Your goal: Quote the full article on Glenn Gowling's Royal Navy career word for word, from its opening line to its last.

Text passage:

Glenn Gowling has served the Royal Navy with distinction, been honoured by The Queen, and survived a near-fatal bout of coronavirus. Now, he's embarking on a new mission. PETER BARRON reports

AS he looks back on an illustrious career in the Royal Navy, Glenn Gowling easily recalls the moment he knew he was destined for a life at sea.

He was at Haughton Comprehensive School, in Darlington, attending a careers event, when a man in uniform showed pictures of a ship breaking waves, and a submarine emerging through a Polar ice cap.

“I want some of that,” was the instant reaction in Glenn’s mind – and his course was set.

Thirty-seven years later, having been awarded the MBE for services to his country in the wake of the September 11 terror attacks, he is finally hanging up his uniform. But he remains a man with a clear sense of direction – certainly not a case of sailing off into the sunset.

“I’ve had a wonderful career that’s taken me all over the world. Now it’s time to put something back into my hometown community,” he says.

Data provided:

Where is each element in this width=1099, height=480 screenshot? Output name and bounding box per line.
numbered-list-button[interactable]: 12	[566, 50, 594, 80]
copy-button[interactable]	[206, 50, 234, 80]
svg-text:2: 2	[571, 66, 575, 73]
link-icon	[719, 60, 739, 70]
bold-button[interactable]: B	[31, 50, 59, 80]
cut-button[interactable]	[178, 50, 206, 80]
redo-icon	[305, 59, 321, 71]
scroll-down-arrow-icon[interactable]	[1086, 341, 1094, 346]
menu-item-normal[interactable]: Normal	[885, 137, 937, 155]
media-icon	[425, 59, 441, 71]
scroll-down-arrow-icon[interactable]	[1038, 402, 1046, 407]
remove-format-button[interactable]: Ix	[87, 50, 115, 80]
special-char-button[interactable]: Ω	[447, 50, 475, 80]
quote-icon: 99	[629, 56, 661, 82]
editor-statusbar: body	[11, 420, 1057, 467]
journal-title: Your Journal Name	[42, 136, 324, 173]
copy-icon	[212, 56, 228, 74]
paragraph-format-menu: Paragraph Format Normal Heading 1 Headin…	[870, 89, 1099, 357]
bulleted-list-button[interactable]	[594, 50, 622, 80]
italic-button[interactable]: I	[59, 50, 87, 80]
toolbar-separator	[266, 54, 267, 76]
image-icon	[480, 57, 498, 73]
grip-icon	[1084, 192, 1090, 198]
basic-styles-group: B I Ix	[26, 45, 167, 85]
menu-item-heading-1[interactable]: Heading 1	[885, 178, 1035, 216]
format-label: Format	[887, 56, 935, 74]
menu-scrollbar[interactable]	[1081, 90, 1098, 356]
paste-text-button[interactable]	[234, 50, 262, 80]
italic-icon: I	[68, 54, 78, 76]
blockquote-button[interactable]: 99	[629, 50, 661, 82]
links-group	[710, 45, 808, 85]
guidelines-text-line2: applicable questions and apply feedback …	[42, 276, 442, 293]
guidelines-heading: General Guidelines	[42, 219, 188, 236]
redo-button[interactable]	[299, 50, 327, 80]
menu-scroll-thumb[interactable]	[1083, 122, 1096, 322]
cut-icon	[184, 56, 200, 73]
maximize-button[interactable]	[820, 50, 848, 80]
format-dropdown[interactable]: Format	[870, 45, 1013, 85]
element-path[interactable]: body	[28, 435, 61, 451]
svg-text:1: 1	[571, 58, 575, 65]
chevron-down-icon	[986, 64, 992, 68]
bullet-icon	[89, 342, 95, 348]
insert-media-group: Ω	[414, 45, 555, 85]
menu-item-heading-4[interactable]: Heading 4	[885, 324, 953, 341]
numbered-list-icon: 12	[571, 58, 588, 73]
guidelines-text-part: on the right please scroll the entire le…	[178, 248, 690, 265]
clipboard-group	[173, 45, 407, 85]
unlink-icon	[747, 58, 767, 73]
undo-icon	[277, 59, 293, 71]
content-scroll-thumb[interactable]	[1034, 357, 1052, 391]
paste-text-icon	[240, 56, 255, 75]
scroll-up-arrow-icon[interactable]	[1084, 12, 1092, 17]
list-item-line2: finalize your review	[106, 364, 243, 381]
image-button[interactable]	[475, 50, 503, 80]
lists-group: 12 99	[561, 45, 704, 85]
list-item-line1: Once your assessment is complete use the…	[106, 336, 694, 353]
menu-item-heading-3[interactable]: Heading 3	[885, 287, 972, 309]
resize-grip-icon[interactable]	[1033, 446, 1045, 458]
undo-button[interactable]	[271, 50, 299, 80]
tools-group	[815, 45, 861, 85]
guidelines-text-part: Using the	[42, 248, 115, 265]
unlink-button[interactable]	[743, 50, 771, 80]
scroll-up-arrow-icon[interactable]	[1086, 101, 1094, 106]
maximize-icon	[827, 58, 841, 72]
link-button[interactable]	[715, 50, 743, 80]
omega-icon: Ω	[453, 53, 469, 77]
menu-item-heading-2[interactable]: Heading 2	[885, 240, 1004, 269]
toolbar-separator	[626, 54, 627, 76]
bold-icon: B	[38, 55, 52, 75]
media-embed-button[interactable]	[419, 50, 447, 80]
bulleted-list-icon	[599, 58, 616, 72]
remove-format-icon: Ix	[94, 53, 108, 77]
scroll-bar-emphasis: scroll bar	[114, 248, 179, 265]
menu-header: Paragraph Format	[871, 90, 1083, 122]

Output for this exercise:
Glenn Gowling has served the Royal Navy with distinction, been honoured by The Queen, and survived a near-fatal bout of coronavirus. Now, he's embarking on a new mission. PETER BARRON reports

AS he looks back on an illustrious career in the Royal Navy, Glenn Gowling easily recalls the moment he knew he was destined for a life at sea.

He was at Haughton Comprehensive School, in Darlington, attending a careers event, when a man in uniform showed pictures of a ship breaking waves, and a submarine emerging through a Polar ice cap.

“I want some of that,” was the instant reaction in Glenn’s mind – and his course was set.

Thirty-seven years later, having been awarded the MBE for services to his country in the wake of the September 11 terror attacks, he is finally hanging up his uniform. But he remains a man with a clear sense of direction – certainly not a case of sailing off into the sunset.

“I’ve had a wonderful career that’s taken me all over the world. Now it’s time to put something back into my hometown community,” he says.